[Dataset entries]
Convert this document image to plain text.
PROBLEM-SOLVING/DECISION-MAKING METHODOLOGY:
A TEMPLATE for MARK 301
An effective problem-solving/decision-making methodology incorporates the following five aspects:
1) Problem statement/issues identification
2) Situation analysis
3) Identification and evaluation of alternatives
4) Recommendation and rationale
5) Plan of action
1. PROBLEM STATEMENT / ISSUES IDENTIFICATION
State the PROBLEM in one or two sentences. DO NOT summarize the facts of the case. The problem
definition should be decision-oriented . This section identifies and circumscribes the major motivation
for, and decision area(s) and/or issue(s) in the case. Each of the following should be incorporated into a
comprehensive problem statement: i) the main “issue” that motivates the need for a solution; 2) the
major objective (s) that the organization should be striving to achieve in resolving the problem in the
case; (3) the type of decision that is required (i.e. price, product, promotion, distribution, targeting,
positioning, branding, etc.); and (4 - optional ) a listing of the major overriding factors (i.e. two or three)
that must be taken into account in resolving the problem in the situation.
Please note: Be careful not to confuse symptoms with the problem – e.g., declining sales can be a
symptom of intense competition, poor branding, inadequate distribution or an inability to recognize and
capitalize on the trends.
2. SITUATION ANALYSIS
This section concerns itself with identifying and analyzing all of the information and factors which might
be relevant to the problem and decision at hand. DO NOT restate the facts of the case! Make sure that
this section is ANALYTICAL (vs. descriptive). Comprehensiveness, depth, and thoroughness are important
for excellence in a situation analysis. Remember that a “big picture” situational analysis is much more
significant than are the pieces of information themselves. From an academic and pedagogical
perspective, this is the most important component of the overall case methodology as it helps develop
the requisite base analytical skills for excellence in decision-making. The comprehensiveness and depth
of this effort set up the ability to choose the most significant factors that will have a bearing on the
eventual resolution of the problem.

◆ AIM ◆
Return all lines containing the word "with".

◆ WORKED SOLUTION ◆
Please note: Be careful not to confuse symptoms with the problem – e.g., declining sales can be a
This section concerns itself with identifying and analyzing all of the information and factors which might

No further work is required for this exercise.